[Items listed in a dataset]

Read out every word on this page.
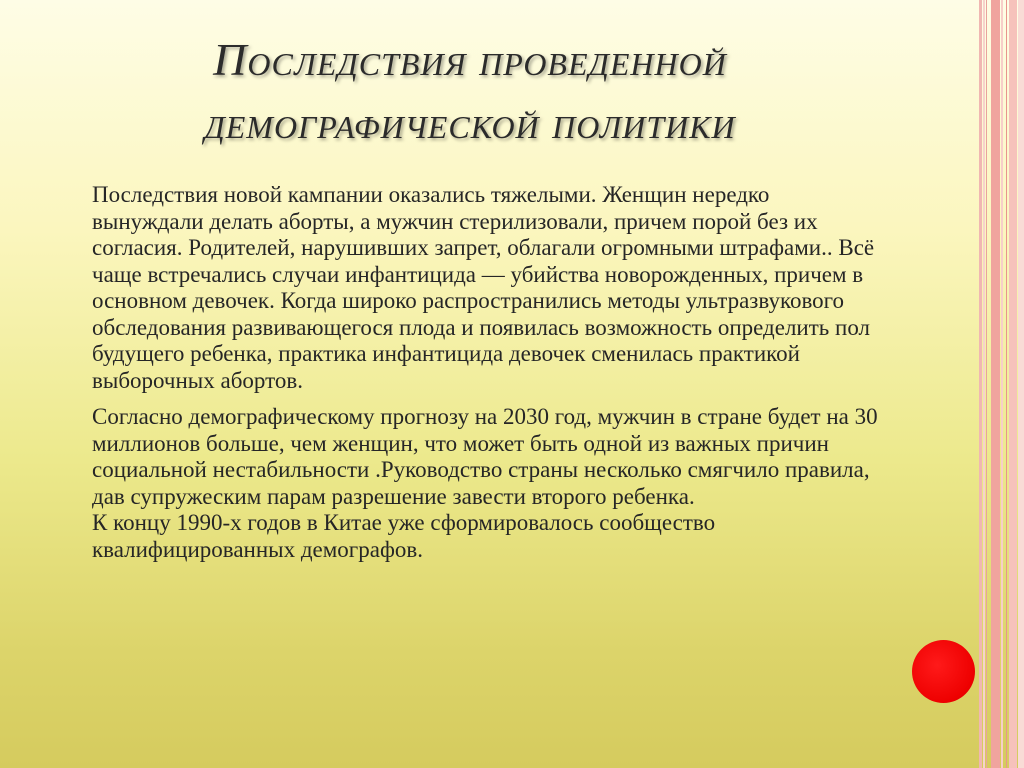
Последствия проведенной
демографической политики

Последствия новой кампании оказались тяжелыми. Женщин нередко вынуждали делать аборты, а мужчин стерилизовали, причем порой без их согласия. Родителей, нарушивших запрет, облагали огромными штрафами.. Всё чаще встречались случаи инфантицида — убийства новорожденных, причем в основном девочек. Когда широко распространились методы ультразвукового обследования развивающегося плода и появилась возможность определить пол будущего ребенка, практика инфантицида девочек сменилась практикой выборочных абортов.

Согласно демографическому прогнозу на 2030 год, мужчин в стране будет на 30 миллионов больше, чем женщин, что может быть одной из важных причин социальной нестабильности .Руководство страны несколько смягчило правила, дав супружеским парам разрешение завести второго ребенка.
К концу 1990-х годов в Китае уже сформировалось сообщество квалифицированных демографов.
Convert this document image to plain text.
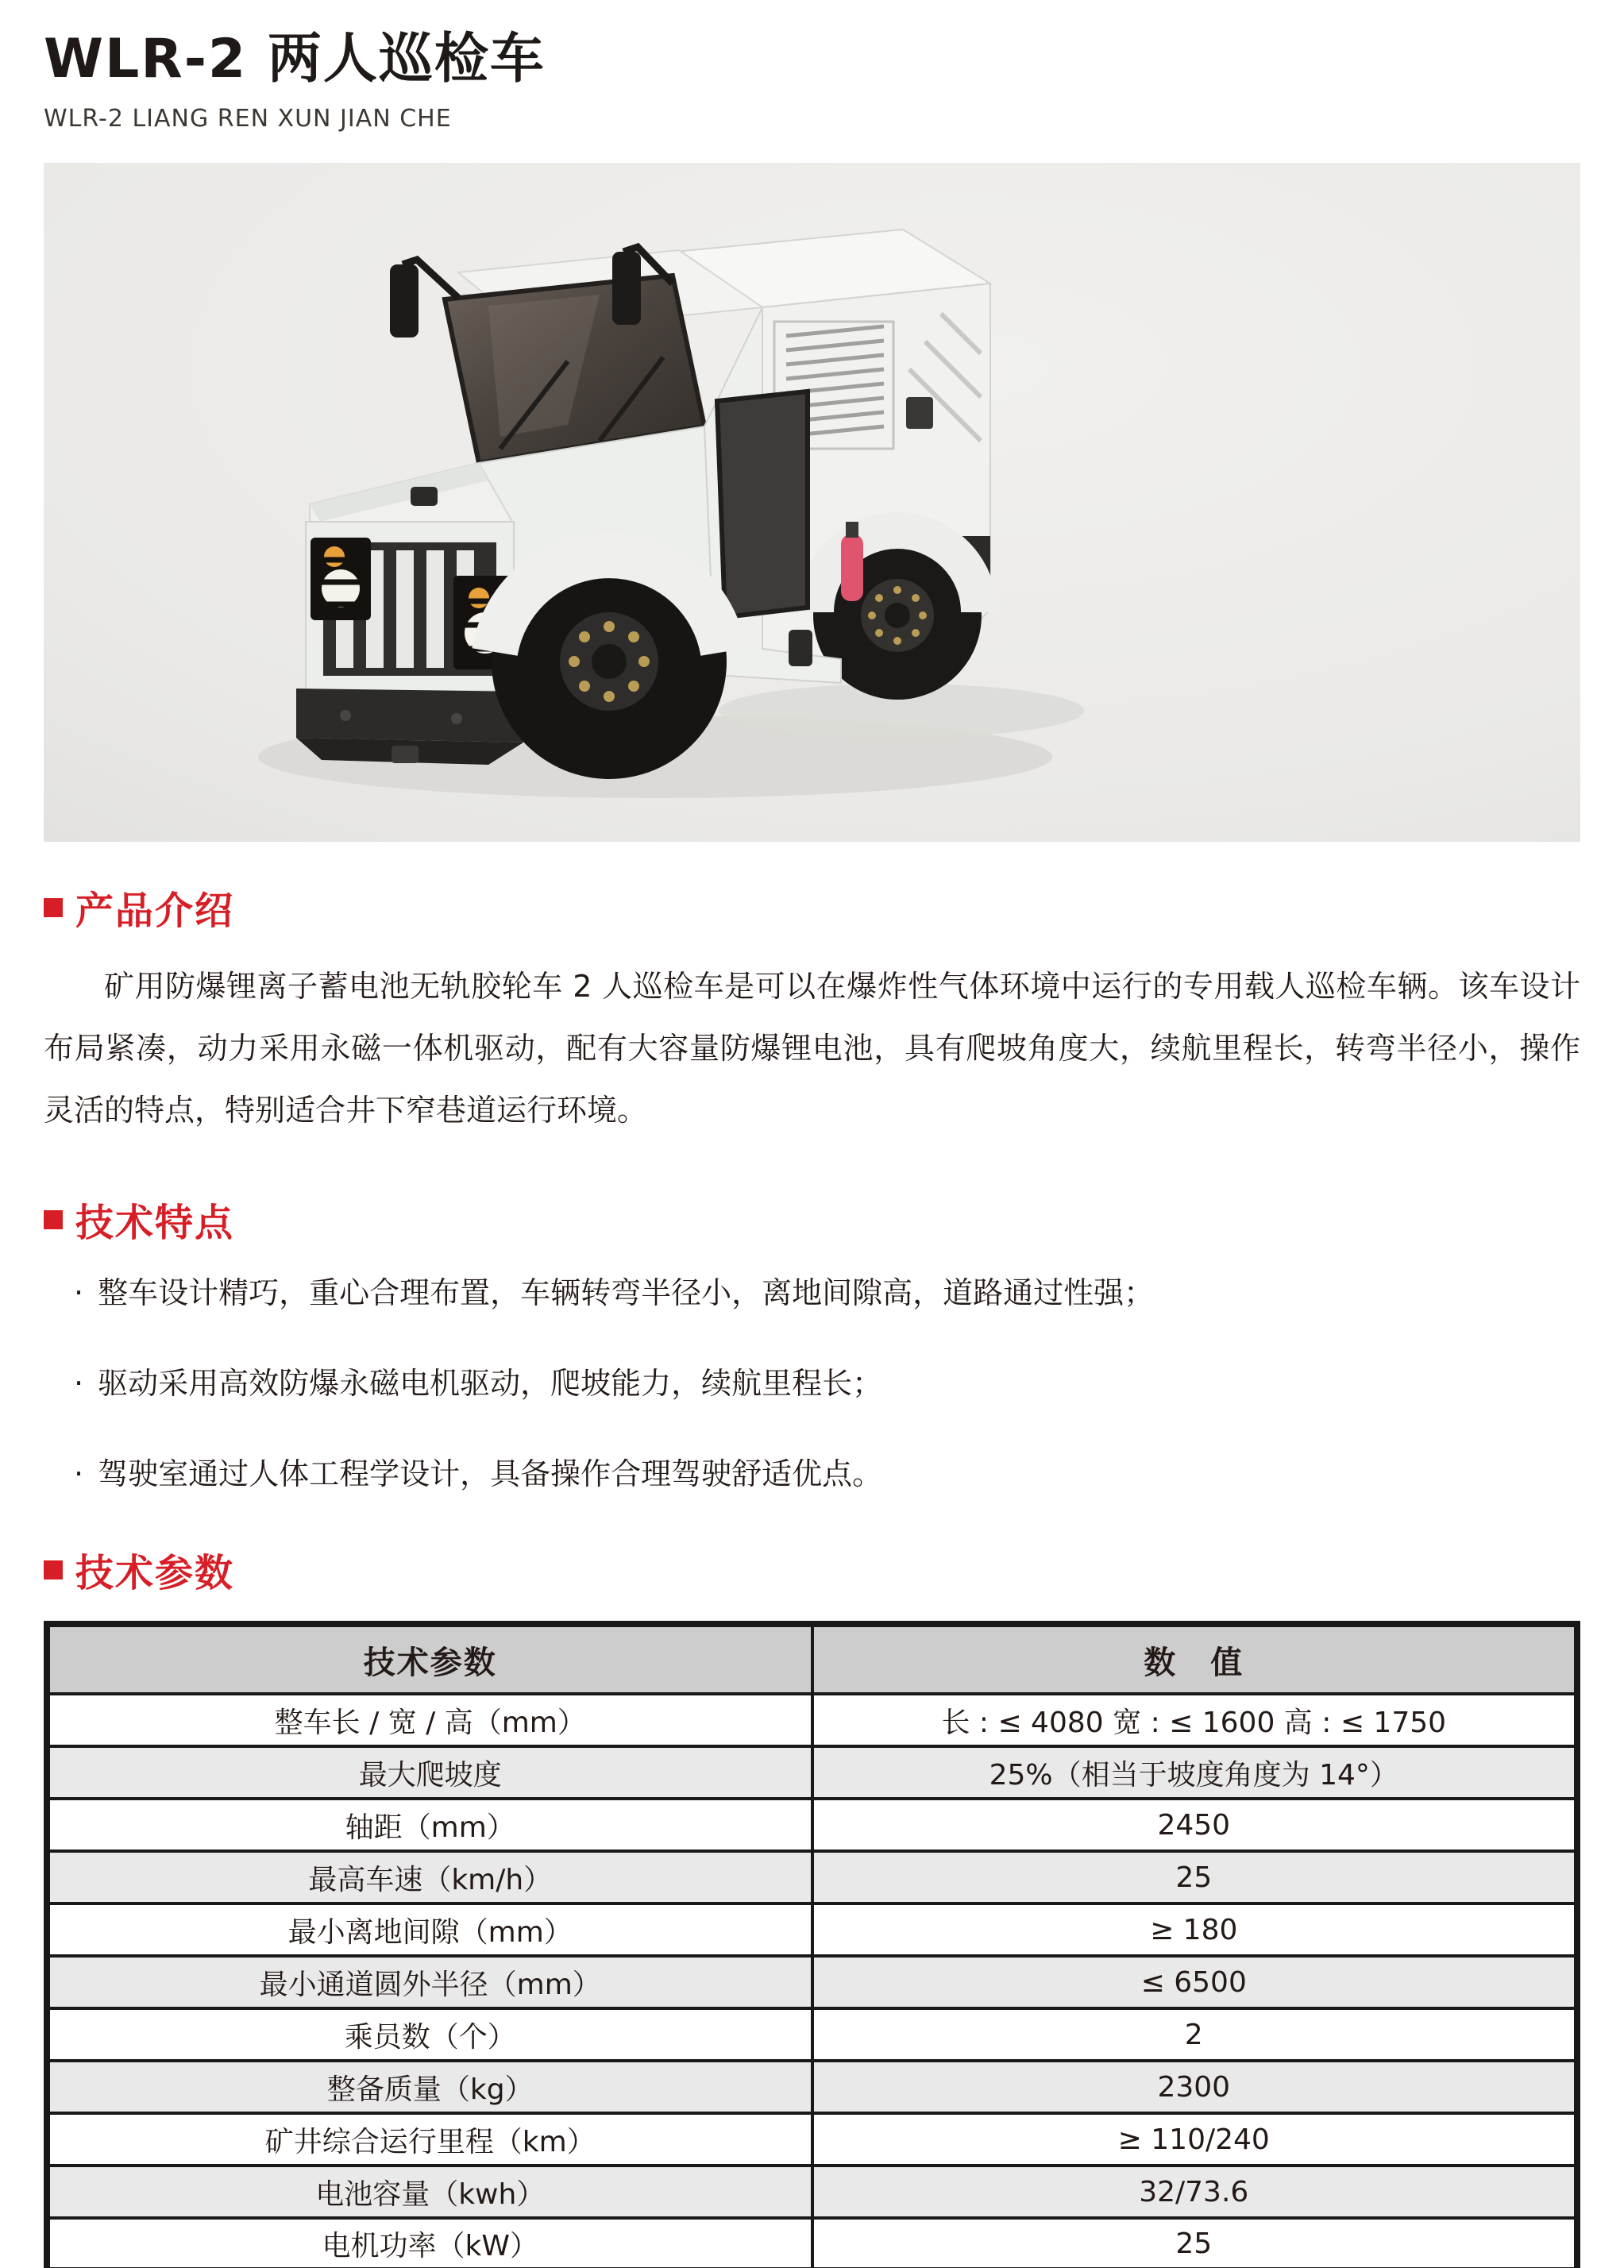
WLR-2 两人巡检车
WLR-2 LIANG REN XUN JIAN CHE
产品介绍

矿用防爆锂离子蓄电池无轨胶轮车 2 人巡检车是可以在爆炸性气体环境中运行的专用载人巡检车辆。该车设计布局紧凑，动力采用永磁一体机驱动，配有大容量防爆锂电池，具有爬坡角度大，续航里程长，转弯半径小，操作灵活的特点，特别适合井下窄巷道运行环境。

技术特点
· 整车设计精巧，重心合理布置，车辆转弯半径小，离地间隙高，道路通过性强；
· 驱动采用高效防爆永磁电机驱动，爬坡能力，续航里程长；
· 驾驶室通过人体工程学设计，具备操作合理驾驶舒适优点。
技术参数
技术参数	数　值
整车长 / 宽 / 高（mm）	长 : ≤ 4080 宽 : ≤ 1600 高 : ≤ 1750
最大爬坡度	25%（相当于坡度角度为 14°）
轴距（mm）	2450
最高车速（km/h）	25
最小离地间隙（mm）	≥ 180
最小通道圆外半径（mm）	≤ 6500
乘员数（个）	2
整备质量（kg）	2300
矿井综合运行里程（km）	≥ 110/240
电池容量（kwh）	32/73.6
电机功率（kW）	25
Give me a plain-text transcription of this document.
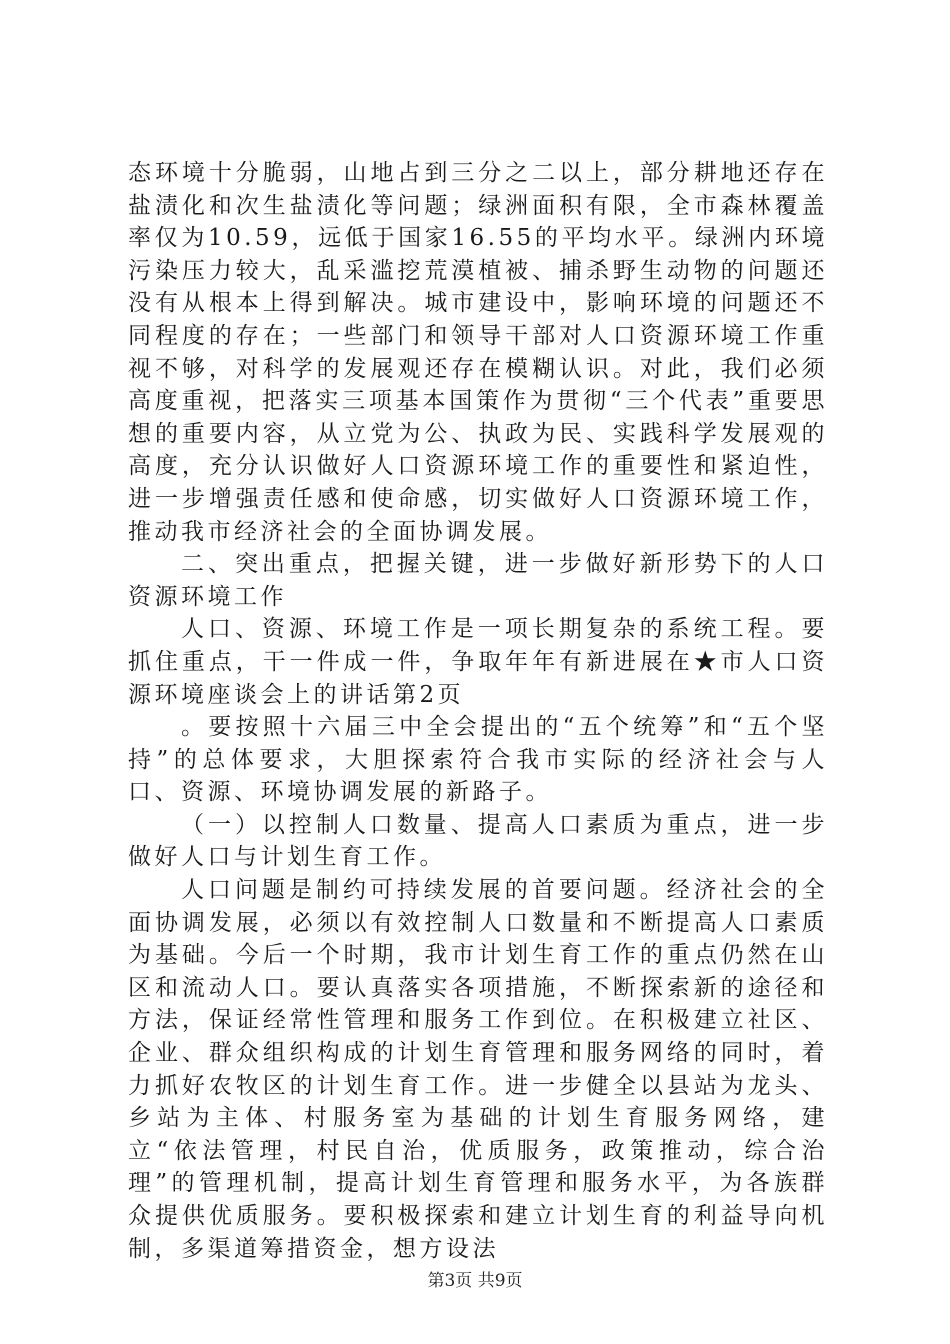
态环境十分脆弱，山地占到三分之二以上，部分耕地还存在盐渍化和次生盐渍化等问题；绿洲面积有限，全市森林覆盖率仅为10.59，远低于国家16.55的平均水平。绿洲内环境污染压力较大，乱采滥挖荒漠植被、捕杀野生动物的问题还没有从根本上得到解决。城市建设中，影响环境的问题还不同程度的存在；一些部门和领导干部对人口资源环境工作重视不够，对科学的发展观还存在模糊认识。对此，我们必须高度重视，把落实三项基本国策作为贯彻“三个代表”重要思想的重要内容，从立党为公、执政为民、实践科学发展观的高度，充分认识做好人口资源环境工作的重要性和紧迫性，进一步增强责任感和使命感，切实做好人口资源环境工作，推动我市经济社会的全面协调发展。

二、突出重点，把握关键，进一步做好新形势下的人口资源环境工作

人口、资源、环境工作是一项长期复杂的系统工程。要抓住重点，干一件成一件，争取年年有新进展在★市人口资源环境座谈会上的讲话第2页

。要按照十六届三中全会提出的“五个统筹”和“五个坚持”的总体要求，大胆探索符合我市实际的经济社会与人口、资源、环境协调发展的新路子。

（一）以控制人口数量、提高人口素质为重点，进一步做好人口与计划生育工作。

人口问题是制约可持续发展的首要问题。经济社会的全面协调发展，必须以有效控制人口数量和不断提高人口素质为基础。今后一个时期，我市计划生育工作的重点仍然在山区和流动人口。要认真落实各项措施，不断探索新的途径和方法，保证经常性管理和服务工作到位。在积极建立社区、企业、群众组织构成的计划生育管理和服务网络的同时，着力抓好农牧区的计划生育工作。进一步健全以县站为龙头、乡站为主体、村服务室为基础的计划生育服务网络，建立“依法管理，村民自治，优质服务，政策推动，综合治理”的管理机制，提高计划生育管理和服务水平，为各族群众提供优质服务。要积极探索和建立计划生育的利益导向机制，多渠道筹措资金，想方设法

第3页 共9页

Goal: Copy each line holding the word "续航里程长" from the listing above.

Correct response:
矿用防爆锂离子蓄电池无轨胶轮车 2 人巡检车是可以在爆炸性气体环境中运行的专用载人巡检车辆。该车设计布局紧凑，动力采用永磁一体机驱动，配有大容量防爆锂电池，具有爬坡角度大，续航里程长，转弯半径小，操作灵活的特点，特别适合井下窄巷道运行环境。
· 驱动采用高效防爆永磁电机驱动，爬坡能力，续航里程长；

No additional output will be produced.